RECORDS SUPPLIED -
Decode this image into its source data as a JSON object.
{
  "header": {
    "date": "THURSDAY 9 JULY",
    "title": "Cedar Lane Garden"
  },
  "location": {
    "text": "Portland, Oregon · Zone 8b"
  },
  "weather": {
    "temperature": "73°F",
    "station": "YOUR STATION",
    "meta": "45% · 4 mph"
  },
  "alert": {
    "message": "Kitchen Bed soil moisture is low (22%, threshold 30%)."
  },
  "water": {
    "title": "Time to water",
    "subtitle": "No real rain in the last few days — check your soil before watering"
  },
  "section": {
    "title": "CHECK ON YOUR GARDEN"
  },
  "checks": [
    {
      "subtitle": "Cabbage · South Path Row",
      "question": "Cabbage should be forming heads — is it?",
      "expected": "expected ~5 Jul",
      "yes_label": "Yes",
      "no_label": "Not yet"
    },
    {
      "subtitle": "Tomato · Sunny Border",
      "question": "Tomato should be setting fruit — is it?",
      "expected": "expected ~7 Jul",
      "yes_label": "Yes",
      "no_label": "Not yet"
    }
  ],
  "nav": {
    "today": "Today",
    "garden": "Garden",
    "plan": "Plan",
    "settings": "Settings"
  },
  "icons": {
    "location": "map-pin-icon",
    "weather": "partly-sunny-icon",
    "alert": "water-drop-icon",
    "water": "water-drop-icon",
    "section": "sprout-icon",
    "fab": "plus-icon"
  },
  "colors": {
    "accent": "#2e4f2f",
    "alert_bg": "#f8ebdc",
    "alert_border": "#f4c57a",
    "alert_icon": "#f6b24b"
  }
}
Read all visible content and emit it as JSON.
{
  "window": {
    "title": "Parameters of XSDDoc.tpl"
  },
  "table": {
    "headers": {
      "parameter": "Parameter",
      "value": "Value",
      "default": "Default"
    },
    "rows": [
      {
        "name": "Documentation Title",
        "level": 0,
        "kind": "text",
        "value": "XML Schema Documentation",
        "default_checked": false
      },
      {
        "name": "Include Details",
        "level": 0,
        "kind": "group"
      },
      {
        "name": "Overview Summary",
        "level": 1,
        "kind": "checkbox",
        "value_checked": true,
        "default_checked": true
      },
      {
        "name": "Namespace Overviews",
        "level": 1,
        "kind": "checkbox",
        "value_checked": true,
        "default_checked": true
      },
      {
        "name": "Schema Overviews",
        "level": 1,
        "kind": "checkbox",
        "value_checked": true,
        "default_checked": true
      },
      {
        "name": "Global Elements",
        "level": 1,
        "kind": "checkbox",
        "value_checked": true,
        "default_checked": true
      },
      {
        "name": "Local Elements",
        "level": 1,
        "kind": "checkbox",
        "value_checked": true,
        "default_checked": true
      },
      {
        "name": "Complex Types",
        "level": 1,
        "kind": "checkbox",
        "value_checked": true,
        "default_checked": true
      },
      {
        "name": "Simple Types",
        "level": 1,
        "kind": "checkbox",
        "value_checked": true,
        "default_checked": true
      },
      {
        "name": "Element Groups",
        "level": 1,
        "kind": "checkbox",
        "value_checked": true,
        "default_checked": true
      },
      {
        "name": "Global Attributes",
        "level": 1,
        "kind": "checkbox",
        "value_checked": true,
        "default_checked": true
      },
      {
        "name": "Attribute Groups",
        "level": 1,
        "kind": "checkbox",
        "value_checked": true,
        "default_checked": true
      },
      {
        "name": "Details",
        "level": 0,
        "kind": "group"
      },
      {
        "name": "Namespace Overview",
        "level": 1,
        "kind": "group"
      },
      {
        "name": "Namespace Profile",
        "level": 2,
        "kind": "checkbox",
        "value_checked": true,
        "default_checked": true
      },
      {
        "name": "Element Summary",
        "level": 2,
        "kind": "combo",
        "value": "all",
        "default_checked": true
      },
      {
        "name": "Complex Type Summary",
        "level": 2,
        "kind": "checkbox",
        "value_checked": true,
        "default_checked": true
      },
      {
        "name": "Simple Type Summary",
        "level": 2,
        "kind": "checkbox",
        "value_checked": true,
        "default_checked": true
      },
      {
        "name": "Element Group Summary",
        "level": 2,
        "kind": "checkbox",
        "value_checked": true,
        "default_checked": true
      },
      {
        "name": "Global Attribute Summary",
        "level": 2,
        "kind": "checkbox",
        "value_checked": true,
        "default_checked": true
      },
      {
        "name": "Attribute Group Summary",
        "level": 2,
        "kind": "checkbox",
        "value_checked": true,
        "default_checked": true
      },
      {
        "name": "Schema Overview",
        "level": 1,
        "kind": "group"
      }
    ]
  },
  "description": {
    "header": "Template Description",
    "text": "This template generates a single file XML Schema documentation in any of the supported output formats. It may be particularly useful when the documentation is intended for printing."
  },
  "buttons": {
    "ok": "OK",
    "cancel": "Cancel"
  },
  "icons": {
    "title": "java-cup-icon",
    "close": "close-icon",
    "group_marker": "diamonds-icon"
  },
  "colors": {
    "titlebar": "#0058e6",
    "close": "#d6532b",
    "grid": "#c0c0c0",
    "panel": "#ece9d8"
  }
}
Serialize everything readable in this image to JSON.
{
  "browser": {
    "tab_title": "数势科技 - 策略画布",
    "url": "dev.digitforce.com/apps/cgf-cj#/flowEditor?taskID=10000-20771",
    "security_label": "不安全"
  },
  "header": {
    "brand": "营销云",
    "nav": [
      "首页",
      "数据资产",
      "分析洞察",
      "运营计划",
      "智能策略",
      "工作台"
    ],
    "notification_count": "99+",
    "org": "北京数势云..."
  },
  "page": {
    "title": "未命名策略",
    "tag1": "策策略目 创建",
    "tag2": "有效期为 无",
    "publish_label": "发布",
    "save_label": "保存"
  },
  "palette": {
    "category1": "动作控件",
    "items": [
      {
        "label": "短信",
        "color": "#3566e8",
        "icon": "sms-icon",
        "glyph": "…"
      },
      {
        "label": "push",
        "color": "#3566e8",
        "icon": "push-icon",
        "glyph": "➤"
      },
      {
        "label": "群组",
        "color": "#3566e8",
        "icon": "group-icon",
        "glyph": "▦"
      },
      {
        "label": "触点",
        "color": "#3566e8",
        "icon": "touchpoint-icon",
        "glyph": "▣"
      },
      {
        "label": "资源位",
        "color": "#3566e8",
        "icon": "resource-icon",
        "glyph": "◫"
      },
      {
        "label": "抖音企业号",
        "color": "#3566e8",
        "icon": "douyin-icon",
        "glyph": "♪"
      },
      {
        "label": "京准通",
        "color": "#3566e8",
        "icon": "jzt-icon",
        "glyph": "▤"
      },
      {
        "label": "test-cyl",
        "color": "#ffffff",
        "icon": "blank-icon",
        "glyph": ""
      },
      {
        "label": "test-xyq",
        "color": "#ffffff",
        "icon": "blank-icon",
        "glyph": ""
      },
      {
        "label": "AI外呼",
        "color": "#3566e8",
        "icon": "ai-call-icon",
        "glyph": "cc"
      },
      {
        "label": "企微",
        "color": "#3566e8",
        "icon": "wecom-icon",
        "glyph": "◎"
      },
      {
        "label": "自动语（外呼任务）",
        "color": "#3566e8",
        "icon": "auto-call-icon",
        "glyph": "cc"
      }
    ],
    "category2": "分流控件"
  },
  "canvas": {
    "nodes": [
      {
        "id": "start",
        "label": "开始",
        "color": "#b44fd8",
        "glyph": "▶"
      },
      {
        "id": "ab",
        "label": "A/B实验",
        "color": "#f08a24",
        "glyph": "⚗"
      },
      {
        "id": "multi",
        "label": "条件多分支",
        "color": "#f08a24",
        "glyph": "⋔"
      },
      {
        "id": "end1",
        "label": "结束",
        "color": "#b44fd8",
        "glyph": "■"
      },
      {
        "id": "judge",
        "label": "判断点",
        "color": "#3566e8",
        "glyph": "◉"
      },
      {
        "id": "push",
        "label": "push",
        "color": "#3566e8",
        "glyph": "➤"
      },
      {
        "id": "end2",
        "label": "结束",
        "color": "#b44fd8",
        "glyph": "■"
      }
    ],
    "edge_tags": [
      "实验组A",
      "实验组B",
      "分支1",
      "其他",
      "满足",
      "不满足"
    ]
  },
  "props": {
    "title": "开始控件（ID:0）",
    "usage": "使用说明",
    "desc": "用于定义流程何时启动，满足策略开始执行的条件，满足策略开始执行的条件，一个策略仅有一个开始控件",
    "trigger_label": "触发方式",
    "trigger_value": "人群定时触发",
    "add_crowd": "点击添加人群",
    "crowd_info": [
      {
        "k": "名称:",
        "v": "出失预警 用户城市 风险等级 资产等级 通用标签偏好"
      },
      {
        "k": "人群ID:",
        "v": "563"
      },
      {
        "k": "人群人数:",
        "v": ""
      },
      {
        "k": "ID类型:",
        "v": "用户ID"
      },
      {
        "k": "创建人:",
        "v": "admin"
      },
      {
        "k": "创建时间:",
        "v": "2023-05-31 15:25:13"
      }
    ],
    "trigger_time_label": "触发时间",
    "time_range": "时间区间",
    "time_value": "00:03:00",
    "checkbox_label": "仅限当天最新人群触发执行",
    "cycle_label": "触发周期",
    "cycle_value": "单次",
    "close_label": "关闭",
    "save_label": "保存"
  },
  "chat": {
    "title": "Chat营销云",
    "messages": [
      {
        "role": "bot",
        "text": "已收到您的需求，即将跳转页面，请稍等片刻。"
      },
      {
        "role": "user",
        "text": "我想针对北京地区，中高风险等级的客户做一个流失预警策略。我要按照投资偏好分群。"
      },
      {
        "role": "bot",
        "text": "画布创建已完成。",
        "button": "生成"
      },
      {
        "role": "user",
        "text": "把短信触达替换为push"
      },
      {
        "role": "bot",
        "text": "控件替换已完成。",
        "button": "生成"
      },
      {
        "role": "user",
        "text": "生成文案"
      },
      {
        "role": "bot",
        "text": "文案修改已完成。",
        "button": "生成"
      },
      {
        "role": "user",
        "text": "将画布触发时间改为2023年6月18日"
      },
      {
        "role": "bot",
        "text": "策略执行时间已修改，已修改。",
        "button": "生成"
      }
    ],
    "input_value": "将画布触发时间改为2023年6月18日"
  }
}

TASK BRIEF -
From the records above, pick out and copy each line holding the word "Global".

RESPONSE TO THIS EXERCISE -
        "name": "Global Elements",
        "name": "Global Attributes",
        "name": "Global Attribute Summary",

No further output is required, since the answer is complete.